▶ [Exercise details] Could you copy every line from the material below in which "What" appears?
[Start of Dataset rows]
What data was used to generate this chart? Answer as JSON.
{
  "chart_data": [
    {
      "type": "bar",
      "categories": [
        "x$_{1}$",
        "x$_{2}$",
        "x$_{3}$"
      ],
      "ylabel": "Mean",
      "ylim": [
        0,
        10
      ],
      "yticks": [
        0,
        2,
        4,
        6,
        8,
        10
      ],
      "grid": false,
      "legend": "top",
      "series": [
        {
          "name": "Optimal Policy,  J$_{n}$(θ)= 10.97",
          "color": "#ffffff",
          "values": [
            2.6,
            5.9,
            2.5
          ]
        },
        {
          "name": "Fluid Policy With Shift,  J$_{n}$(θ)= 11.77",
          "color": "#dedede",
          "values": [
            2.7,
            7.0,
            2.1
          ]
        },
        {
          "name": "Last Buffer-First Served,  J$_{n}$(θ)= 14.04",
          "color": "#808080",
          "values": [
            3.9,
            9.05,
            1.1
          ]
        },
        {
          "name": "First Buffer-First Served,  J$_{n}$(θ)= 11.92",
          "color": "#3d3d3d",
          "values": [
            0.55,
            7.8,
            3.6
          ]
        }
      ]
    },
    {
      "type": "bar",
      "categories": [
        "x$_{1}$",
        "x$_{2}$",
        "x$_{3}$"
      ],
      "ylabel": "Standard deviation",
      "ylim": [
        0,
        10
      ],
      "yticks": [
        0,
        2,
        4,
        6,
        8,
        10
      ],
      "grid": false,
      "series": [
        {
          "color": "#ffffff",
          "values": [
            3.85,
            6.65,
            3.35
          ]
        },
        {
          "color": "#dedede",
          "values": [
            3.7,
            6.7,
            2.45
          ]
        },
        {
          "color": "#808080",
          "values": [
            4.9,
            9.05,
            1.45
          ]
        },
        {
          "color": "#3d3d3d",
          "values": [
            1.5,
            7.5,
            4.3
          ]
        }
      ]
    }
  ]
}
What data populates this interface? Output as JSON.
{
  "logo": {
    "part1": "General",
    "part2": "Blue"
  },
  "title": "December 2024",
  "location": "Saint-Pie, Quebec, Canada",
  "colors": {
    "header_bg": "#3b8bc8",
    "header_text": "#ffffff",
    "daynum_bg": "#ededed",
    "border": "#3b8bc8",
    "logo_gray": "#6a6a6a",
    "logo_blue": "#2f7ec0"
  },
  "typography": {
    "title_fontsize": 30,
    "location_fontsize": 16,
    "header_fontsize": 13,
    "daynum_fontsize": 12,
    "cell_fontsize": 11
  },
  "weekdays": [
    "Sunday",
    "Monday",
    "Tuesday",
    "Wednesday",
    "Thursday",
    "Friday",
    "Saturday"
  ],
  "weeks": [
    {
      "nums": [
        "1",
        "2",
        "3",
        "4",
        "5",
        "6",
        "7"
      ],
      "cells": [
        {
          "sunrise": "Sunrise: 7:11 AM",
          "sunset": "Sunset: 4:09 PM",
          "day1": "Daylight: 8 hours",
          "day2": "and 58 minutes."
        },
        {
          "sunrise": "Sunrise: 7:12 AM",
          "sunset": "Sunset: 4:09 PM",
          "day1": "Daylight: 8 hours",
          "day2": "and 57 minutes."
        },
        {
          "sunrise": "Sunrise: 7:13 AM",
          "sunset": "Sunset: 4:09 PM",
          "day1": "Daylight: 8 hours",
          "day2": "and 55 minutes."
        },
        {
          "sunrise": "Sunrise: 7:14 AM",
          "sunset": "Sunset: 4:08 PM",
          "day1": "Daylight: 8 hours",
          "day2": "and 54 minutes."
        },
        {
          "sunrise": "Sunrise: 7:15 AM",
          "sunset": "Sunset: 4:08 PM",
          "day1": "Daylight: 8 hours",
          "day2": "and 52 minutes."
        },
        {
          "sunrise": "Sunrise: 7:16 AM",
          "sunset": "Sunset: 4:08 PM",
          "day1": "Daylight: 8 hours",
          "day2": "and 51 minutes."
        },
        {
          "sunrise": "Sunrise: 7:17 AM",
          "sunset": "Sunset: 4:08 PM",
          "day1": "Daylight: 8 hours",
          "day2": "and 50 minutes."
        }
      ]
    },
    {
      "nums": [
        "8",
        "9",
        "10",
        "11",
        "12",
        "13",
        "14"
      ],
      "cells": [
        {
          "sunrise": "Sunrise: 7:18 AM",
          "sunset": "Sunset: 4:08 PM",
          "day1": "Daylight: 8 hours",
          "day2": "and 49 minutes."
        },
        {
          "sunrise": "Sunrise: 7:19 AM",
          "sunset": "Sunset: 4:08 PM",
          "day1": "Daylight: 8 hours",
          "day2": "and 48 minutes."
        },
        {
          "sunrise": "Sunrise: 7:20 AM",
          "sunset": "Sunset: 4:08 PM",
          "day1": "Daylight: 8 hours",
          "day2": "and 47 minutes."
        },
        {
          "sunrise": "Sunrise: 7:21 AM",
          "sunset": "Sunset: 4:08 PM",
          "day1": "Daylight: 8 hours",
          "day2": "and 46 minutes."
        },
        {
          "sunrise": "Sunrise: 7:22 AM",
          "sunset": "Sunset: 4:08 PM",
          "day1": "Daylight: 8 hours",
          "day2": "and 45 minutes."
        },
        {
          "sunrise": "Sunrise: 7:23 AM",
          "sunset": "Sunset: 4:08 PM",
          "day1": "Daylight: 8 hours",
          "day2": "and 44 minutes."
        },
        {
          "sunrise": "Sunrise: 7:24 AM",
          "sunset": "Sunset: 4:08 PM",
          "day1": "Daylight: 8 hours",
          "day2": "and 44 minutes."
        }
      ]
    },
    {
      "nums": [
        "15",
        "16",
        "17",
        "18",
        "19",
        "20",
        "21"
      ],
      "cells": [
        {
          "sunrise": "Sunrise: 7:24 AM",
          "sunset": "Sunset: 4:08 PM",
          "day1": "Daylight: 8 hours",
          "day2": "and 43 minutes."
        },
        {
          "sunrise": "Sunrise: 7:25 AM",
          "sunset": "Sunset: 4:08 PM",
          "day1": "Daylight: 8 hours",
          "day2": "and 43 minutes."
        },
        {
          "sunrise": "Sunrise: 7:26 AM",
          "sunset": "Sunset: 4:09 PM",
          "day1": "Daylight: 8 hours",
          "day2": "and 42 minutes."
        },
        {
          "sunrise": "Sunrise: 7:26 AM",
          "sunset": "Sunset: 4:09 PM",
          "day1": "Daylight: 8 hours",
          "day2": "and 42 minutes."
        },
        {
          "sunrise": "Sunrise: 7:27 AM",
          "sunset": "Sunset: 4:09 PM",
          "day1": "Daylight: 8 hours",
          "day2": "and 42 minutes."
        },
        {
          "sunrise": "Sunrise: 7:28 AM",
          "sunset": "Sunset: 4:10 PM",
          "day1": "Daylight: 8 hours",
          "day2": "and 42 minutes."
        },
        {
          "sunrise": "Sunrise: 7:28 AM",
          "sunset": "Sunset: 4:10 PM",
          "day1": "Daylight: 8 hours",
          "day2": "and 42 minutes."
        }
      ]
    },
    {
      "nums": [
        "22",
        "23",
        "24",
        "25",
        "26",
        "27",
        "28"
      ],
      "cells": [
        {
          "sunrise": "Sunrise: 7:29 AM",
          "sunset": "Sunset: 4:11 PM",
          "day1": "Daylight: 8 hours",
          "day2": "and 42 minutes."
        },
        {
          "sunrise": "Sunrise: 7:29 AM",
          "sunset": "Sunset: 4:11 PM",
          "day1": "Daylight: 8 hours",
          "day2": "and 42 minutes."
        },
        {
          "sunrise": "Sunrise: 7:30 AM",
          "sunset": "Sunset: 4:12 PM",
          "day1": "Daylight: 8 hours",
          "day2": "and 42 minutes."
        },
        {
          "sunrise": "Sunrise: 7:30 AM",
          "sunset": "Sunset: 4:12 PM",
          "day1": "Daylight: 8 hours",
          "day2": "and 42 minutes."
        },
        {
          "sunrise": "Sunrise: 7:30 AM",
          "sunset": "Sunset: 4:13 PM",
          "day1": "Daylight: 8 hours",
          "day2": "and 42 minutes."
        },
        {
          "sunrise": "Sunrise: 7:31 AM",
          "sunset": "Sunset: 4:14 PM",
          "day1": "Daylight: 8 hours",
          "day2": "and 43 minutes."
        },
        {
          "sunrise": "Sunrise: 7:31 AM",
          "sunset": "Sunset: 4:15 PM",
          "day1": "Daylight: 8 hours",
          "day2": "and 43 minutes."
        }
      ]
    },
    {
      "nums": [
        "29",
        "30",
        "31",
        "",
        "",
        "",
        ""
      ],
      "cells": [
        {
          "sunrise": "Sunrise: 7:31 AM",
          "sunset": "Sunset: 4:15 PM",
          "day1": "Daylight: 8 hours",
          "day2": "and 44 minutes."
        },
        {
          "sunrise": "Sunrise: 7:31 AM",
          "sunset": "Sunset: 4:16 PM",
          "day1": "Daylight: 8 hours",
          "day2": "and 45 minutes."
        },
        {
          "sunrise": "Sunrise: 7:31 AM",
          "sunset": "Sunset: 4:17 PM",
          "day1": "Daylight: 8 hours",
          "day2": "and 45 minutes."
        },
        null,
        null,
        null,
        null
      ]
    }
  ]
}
[End of Dataset rows]
▶ [Written answer]
What data was used to generate this chart? Answer as JSON.
What data populates this interface? Output as JSON.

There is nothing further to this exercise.